## Begin Extracted information

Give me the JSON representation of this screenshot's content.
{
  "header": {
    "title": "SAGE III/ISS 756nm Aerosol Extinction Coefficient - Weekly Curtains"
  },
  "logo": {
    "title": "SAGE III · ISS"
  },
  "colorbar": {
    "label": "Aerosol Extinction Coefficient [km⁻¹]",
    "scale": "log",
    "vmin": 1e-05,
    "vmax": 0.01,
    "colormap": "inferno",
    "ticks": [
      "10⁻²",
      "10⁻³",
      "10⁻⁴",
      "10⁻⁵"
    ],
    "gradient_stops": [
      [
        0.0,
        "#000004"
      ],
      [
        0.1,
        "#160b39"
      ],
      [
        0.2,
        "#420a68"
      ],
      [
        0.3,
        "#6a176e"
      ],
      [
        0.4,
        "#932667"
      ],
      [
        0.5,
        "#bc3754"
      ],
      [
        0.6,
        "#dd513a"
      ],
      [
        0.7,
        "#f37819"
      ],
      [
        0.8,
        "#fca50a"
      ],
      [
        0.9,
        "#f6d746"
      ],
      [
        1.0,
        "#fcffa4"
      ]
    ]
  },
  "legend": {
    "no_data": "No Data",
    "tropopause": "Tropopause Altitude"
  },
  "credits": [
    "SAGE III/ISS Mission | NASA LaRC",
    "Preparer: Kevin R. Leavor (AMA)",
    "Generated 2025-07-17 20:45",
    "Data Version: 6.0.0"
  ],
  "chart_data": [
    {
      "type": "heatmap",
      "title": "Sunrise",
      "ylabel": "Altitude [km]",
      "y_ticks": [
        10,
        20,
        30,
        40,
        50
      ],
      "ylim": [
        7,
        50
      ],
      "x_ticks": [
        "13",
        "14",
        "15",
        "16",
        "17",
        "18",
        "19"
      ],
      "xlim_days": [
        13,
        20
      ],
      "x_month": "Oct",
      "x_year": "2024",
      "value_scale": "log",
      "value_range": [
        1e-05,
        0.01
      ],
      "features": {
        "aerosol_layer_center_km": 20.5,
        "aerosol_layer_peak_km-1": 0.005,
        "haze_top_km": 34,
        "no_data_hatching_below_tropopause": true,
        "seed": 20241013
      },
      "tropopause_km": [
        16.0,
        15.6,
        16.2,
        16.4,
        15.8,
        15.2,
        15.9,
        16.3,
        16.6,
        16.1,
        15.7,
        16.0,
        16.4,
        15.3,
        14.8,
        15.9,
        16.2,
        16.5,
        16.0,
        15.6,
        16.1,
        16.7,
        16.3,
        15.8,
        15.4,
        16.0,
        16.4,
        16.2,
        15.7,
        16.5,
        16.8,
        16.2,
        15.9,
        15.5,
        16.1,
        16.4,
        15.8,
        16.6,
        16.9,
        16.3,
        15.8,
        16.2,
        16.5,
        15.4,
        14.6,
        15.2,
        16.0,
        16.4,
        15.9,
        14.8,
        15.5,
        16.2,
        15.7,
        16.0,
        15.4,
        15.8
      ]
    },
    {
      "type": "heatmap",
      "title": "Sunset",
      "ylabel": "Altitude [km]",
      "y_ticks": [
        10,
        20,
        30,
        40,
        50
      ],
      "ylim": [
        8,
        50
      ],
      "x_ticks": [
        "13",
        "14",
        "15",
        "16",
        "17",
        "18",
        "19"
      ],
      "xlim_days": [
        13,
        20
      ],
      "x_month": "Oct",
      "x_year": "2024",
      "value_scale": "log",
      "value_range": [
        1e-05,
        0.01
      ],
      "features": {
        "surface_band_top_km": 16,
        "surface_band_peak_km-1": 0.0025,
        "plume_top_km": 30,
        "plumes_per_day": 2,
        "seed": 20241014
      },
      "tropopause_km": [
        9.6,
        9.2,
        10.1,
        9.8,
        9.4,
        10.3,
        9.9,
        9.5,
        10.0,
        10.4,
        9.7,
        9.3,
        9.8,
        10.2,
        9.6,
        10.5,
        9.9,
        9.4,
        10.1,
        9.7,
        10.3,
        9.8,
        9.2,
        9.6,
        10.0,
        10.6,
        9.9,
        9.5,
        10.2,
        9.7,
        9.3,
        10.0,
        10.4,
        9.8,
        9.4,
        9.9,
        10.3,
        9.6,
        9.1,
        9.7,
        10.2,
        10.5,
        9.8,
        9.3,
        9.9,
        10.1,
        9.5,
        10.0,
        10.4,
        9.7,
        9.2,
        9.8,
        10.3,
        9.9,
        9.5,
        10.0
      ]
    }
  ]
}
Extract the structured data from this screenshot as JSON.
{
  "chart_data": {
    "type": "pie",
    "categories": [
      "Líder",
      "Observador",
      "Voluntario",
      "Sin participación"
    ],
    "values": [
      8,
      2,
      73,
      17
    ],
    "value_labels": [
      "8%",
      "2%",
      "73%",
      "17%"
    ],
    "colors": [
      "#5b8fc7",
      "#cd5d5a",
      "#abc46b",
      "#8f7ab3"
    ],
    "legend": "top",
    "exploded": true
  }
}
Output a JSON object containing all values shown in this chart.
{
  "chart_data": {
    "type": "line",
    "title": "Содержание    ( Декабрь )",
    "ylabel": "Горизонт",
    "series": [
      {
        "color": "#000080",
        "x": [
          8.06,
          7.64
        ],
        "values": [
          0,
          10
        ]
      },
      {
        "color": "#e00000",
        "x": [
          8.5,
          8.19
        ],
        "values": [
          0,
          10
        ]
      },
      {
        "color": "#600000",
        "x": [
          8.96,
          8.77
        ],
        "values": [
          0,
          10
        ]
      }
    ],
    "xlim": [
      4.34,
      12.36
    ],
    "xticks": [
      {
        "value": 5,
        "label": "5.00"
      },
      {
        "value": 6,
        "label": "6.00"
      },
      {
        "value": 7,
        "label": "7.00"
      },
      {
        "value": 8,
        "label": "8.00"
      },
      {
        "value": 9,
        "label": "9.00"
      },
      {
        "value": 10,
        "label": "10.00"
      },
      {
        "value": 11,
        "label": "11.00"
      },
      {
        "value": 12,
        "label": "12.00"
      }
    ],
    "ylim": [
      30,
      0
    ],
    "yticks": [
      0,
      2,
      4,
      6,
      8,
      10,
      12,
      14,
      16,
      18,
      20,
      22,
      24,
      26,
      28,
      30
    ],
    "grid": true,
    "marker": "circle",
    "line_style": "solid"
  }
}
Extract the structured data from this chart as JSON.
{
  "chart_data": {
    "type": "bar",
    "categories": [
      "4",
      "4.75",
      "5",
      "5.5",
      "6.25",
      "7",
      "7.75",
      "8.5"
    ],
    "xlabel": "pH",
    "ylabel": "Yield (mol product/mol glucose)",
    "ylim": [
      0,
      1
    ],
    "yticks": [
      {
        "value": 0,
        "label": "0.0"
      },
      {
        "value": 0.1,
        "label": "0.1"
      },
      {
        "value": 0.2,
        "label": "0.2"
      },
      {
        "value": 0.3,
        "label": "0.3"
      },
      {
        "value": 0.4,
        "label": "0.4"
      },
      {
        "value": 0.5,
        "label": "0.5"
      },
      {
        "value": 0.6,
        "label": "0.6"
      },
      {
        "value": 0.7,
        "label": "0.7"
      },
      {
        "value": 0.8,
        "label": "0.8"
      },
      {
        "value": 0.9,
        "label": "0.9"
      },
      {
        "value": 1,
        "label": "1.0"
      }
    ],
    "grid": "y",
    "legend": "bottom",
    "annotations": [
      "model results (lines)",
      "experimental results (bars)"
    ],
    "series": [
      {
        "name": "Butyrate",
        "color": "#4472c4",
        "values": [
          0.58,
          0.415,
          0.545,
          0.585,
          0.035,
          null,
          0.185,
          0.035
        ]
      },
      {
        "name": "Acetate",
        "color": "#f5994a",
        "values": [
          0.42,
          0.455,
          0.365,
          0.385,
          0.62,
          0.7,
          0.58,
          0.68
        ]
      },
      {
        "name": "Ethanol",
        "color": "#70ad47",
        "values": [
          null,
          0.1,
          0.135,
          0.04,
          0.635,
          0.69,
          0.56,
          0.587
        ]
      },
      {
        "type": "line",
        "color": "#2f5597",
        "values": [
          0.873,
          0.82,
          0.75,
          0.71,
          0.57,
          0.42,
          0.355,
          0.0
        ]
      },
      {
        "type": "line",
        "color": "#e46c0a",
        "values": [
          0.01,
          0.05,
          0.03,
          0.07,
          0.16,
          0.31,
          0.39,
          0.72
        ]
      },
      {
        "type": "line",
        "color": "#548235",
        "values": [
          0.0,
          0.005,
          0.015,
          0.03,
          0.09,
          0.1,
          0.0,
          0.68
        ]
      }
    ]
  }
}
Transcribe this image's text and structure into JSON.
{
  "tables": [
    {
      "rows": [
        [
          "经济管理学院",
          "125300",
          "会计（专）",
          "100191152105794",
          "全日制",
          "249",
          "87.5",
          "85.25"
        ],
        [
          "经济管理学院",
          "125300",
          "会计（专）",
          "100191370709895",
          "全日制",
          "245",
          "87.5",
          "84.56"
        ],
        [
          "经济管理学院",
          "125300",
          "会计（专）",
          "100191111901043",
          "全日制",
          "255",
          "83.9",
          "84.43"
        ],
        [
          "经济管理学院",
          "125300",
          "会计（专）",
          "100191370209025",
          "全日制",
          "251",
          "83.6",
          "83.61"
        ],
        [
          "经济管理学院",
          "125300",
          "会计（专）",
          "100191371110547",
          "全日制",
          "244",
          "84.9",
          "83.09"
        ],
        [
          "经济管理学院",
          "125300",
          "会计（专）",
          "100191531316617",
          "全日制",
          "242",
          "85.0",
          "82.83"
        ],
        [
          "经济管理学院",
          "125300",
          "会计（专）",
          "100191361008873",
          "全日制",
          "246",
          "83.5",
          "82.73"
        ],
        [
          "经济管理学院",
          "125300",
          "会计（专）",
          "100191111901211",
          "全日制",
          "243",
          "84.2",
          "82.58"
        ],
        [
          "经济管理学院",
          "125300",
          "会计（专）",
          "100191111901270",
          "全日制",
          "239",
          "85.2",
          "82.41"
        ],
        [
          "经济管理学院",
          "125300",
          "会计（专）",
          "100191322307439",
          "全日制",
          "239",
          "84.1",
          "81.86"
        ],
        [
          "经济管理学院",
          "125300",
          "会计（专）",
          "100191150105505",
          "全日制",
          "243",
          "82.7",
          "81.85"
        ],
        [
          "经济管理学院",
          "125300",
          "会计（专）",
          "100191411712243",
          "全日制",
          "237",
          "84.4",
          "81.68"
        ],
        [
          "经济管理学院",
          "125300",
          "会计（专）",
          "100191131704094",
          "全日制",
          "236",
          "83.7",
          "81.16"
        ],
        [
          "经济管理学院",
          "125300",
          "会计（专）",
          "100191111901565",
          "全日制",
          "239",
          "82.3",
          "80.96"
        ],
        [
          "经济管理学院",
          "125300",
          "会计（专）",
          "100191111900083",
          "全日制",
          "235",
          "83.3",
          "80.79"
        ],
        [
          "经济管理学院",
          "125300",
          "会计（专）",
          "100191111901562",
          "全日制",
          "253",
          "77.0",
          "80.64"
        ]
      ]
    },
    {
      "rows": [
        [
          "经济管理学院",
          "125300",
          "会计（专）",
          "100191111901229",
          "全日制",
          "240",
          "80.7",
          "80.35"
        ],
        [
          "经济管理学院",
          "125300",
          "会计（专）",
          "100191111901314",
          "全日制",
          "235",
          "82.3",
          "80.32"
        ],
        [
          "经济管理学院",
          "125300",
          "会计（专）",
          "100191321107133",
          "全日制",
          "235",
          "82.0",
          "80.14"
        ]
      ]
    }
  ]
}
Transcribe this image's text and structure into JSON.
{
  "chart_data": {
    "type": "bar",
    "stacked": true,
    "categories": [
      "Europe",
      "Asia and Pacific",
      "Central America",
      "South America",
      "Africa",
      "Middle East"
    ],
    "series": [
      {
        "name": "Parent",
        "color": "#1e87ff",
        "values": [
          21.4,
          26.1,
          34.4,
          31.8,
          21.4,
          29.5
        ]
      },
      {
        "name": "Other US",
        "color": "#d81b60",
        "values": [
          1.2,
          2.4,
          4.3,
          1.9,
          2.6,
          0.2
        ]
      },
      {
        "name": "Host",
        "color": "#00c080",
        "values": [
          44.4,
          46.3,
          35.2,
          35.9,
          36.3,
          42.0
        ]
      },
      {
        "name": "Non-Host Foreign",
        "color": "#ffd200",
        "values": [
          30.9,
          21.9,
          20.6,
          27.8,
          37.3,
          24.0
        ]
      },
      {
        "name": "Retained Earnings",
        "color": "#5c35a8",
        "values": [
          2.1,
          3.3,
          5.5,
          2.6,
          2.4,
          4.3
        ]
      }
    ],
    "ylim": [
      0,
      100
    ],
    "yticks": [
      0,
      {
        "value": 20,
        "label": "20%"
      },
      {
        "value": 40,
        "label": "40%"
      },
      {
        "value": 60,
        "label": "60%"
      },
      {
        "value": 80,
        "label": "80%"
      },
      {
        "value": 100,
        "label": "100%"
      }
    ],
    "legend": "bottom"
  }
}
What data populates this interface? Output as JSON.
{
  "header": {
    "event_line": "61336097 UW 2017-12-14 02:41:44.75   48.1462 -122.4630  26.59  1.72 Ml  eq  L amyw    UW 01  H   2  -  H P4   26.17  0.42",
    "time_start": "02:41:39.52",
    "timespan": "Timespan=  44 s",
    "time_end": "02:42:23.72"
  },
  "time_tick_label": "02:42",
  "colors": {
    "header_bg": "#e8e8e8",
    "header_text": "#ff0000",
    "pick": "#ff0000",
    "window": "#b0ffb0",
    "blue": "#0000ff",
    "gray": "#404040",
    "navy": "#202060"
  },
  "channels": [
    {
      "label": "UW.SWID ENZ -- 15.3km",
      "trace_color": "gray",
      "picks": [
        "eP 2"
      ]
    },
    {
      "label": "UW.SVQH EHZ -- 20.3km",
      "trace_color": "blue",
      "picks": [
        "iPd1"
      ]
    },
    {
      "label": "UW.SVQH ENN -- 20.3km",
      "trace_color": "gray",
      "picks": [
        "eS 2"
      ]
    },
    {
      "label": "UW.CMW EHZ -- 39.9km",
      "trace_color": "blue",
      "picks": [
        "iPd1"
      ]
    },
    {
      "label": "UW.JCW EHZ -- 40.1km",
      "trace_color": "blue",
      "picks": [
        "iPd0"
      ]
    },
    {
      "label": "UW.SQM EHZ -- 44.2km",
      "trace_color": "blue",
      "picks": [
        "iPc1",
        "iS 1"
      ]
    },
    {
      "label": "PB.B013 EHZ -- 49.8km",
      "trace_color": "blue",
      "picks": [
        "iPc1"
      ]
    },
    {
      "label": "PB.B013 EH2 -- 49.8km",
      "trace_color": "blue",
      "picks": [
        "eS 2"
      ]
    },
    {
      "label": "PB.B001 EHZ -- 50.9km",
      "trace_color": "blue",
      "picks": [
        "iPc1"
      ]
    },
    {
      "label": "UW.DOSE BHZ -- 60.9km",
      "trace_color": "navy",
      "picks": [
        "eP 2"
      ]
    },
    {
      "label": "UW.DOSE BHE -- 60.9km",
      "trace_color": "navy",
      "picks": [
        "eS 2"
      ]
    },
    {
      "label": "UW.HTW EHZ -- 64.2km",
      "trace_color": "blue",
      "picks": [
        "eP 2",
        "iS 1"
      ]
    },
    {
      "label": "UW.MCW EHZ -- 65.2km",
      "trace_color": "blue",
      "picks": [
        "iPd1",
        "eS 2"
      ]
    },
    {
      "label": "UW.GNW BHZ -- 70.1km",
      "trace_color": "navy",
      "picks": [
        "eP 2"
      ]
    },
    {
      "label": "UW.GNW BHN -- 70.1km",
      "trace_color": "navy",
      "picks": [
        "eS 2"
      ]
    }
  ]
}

## End Extracted information

Written request: Return, from the data, each line that has the word "Extinction" in it.

Answer to this exercise:
    "title": "SAGE III/ISS 756nm Aerosol Extinction Coefficient - Weekly Curtains"
    "label": "Aerosol Extinction Coefficient [km⁻¹]",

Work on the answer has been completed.